[Challenge] In the copy, keep every record exact and leave out all images.

┌─ Source data

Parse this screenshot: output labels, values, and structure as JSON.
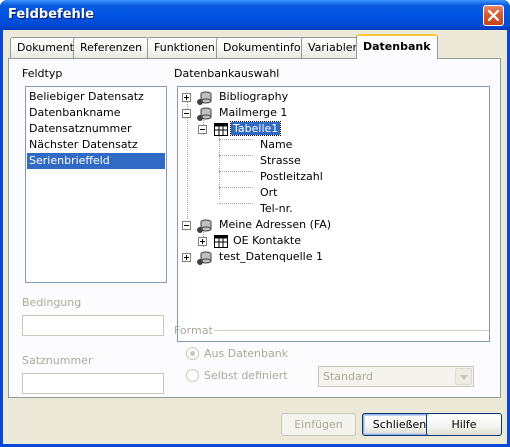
{
  "window": {
    "title": "Feldbefehle"
  },
  "tabs": [
    {
      "label": "Dokument",
      "active": false
    },
    {
      "label": "Referenzen",
      "active": false
    },
    {
      "label": "Funktionen",
      "active": false
    },
    {
      "label": "Dokumentinfo",
      "active": false
    },
    {
      "label": "Variablen",
      "active": false
    },
    {
      "label": "Datenbank",
      "active": true
    }
  ],
  "feldtyp": {
    "label": "Feldtyp",
    "items": [
      {
        "label": "Beliebiger Datensatz",
        "selected": false
      },
      {
        "label": "Datenbankname",
        "selected": false
      },
      {
        "label": "Datensatznummer",
        "selected": false
      },
      {
        "label": "Nächster Datensatz",
        "selected": false
      },
      {
        "label": "Serienbrieffeld",
        "selected": true
      }
    ]
  },
  "datenbankauswahl": {
    "label": "Datenbankauswahl",
    "tree": [
      {
        "label": "Bibliography",
        "expanded": false
      },
      {
        "label": "Mailmerge 1",
        "expanded": true
      },
      {
        "label": "Tabelle1",
        "expanded": true,
        "selected": true
      },
      {
        "label": "Name"
      },
      {
        "label": "Strasse"
      },
      {
        "label": "Postleitzahl"
      },
      {
        "label": "Ort"
      },
      {
        "label": "Tel-nr."
      },
      {
        "label": "Meine Adressen (FA)",
        "expanded": true
      },
      {
        "label": "OE Kontakte",
        "expanded": false
      },
      {
        "label": "test_Datenquelle 1",
        "expanded": false
      }
    ]
  },
  "bedingung": {
    "label": "Bedingung",
    "value": ""
  },
  "satznummer": {
    "label": "Satznummer",
    "value": ""
  },
  "format": {
    "label": "Format",
    "options": [
      {
        "label": "Aus Datenbank",
        "checked": true
      },
      {
        "label": "Selbst definiert",
        "checked": false
      }
    ],
    "select_value": "Standard"
  },
  "buttons": {
    "insert": "Einfügen",
    "close": "Schließen",
    "help": "Hilfe"
  },
  "icons": {
    "close": "close-icon",
    "database": "database-icon",
    "table": "table-icon"
  },
  "colors": {
    "title_bar": "#0054e3",
    "selection": "#316ac5",
    "dialog_bg": "#ece9d8",
    "tab_highlight": "#ffc83c"
  }
}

└─

[Answer for this exercise]
Parse this screenshot: output labels, values, and structure as JSON.
{
  "window": {
    "title": "Feldbefehle"
  },
  "tabs": [
    {
      "label": "Dokument",
      "active": false
    },
    {
      "label": "Referenzen",
      "active": false
    },
    {
      "label": "Funktionen",
      "active": false
    },
    {
      "label": "Dokumentinfo",
      "active": false
    },
    {
      "label": "Variablen",
      "active": false
    },
    {
      "label": "Datenbank",
      "active": true
    }
  ],
  "feldtyp": {
    "label": "Feldtyp",
    "items": [
      {
        "label": "Beliebiger Datensatz",
        "selected": false
      },
      {
        "label": "Datenbankname",
        "selected": false
      },
      {
        "label": "Datensatznummer",
        "selected": false
      },
      {
        "label": "Nächster Datensatz",
        "selected": false
      },
      {
        "label": "Serienbrieffeld",
        "selected": true
      }
    ]
  },
  "datenbankauswahl": {
    "label": "Datenbankauswahl",
    "tree": [
      {
        "label": "Bibliography",
        "expanded": false
      },
      {
        "label": "Mailmerge 1",
        "expanded": true
      },
      {
        "label": "Tabelle1",
        "expanded": true,
        "selected": true
      },
      {
        "label": "Name"
      },
      {
        "label": "Strasse"
      },
      {
        "label": "Postleitzahl"
      },
      {
        "label": "Ort"
      },
      {
        "label": "Tel-nr."
      },
      {
        "label": "Meine Adressen (FA)",
        "expanded": true
      },
      {
        "label": "OE Kontakte",
        "expanded": false
      },
      {
        "label": "test_Datenquelle 1",
        "expanded": false
      }
    ]
  },
  "bedingung": {
    "label": "Bedingung",
    "value": ""
  },
  "satznummer": {
    "label": "Satznummer",
    "value": ""
  },
  "format": {
    "label": "Format",
    "options": [
      {
        "label": "Aus Datenbank",
        "checked": true
      },
      {
        "label": "Selbst definiert",
        "checked": false
      }
    ],
    "select_value": "Standard"
  },
  "buttons": {
    "insert": "Einfügen",
    "close": "Schließen",
    "help": "Hilfe"
  },
  "icons": {
    "close": "close-icon",
    "database": "database-icon",
    "table": "table-icon"
  },
  "colors": {
    "title_bar": "#0054e3",
    "selection": "#316ac5",
    "dialog_bg": "#ece9d8",
    "tab_highlight": "#ffc83c"
  }
}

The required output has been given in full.